● **Task goal**:
Among the records below, find each line that includes the string "between" and copy it.
--- begin Supplied material ---
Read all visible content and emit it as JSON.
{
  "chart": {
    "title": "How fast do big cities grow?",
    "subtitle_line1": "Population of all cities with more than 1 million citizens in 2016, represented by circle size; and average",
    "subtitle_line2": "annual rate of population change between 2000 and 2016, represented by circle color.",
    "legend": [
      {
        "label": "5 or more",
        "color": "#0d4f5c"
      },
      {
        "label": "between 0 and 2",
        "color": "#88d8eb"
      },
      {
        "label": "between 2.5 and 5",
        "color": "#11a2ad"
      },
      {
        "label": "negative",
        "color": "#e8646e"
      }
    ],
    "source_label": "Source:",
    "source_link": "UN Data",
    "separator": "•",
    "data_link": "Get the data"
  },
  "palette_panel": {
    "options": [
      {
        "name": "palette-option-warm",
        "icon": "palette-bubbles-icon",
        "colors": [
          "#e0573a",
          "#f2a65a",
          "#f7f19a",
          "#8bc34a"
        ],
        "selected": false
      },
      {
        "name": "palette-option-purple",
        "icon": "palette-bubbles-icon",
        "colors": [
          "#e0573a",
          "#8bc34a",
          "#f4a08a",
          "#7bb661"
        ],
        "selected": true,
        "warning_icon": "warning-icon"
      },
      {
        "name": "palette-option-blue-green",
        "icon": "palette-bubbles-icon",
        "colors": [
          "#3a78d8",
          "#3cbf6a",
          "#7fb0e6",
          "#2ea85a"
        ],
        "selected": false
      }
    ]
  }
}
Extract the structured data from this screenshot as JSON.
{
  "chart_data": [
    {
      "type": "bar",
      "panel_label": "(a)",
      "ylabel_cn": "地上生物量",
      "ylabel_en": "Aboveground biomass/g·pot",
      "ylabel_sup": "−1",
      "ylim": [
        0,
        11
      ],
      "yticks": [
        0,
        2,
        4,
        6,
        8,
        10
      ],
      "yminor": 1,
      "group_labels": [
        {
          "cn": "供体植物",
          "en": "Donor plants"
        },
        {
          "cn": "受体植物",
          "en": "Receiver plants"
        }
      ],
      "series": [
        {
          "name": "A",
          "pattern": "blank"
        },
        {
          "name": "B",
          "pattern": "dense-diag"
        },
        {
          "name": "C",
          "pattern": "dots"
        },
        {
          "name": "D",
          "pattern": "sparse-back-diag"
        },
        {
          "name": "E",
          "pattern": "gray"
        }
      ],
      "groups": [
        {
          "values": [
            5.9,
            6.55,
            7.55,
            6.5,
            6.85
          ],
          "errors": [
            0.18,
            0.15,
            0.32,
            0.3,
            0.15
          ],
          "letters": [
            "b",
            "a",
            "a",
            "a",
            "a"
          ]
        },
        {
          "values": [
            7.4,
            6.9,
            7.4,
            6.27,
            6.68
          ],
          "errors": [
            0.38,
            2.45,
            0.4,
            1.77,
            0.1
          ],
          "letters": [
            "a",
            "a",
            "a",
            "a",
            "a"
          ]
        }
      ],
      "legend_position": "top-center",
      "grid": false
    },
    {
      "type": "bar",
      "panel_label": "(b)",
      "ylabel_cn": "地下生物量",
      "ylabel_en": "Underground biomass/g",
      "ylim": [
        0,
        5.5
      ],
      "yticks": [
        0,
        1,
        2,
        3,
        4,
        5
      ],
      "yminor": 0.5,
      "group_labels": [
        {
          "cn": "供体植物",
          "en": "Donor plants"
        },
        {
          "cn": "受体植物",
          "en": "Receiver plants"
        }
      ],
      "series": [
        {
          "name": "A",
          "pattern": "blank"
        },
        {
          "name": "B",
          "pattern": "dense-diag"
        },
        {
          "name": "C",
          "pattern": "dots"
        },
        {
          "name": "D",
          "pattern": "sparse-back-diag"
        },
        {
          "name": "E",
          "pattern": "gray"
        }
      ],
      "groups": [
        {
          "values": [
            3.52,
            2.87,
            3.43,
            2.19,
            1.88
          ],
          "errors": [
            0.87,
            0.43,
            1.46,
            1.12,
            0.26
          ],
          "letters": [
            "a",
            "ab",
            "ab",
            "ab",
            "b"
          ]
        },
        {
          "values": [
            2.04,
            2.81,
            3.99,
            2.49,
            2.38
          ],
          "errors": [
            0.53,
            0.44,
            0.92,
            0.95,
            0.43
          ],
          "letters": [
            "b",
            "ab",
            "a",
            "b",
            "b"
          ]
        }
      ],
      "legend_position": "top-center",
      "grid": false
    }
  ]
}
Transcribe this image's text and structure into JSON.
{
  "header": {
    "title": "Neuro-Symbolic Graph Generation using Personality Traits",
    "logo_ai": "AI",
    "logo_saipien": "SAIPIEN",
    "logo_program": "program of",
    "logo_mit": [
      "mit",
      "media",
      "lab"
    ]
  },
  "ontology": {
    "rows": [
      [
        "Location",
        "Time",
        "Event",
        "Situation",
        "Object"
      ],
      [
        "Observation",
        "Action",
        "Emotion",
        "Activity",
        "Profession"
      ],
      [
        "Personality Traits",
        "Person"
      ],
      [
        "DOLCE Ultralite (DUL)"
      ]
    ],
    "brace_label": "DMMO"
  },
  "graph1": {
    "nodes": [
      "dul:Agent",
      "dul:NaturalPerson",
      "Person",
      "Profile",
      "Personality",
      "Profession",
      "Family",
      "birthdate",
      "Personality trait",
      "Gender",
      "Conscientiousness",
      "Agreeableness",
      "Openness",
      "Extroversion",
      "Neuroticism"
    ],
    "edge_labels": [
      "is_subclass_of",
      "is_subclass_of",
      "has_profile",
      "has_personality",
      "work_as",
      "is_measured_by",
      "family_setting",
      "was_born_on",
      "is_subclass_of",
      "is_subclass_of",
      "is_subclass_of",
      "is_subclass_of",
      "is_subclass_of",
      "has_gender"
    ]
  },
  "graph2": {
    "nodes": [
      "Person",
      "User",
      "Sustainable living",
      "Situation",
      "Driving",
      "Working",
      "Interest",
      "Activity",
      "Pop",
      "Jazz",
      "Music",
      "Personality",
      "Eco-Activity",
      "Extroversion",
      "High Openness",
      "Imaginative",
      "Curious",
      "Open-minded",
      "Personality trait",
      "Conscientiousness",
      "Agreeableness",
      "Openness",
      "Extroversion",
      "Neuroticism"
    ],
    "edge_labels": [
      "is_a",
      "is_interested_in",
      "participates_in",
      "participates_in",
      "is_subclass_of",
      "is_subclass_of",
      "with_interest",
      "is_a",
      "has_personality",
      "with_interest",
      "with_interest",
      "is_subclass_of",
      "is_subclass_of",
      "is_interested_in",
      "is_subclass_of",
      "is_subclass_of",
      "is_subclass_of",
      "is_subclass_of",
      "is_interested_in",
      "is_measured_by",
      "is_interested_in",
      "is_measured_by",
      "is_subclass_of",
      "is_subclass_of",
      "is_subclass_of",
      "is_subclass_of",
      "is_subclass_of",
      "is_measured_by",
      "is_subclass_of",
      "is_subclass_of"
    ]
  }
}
--- end Supplied material ---
● **Answer to this exercise**:
    "subtitle_line2": "annual rate of population change between 2000 and 2016, represented by circle color.",
        "label": "between 0 and 2",
        "label": "between 2.5 and 5",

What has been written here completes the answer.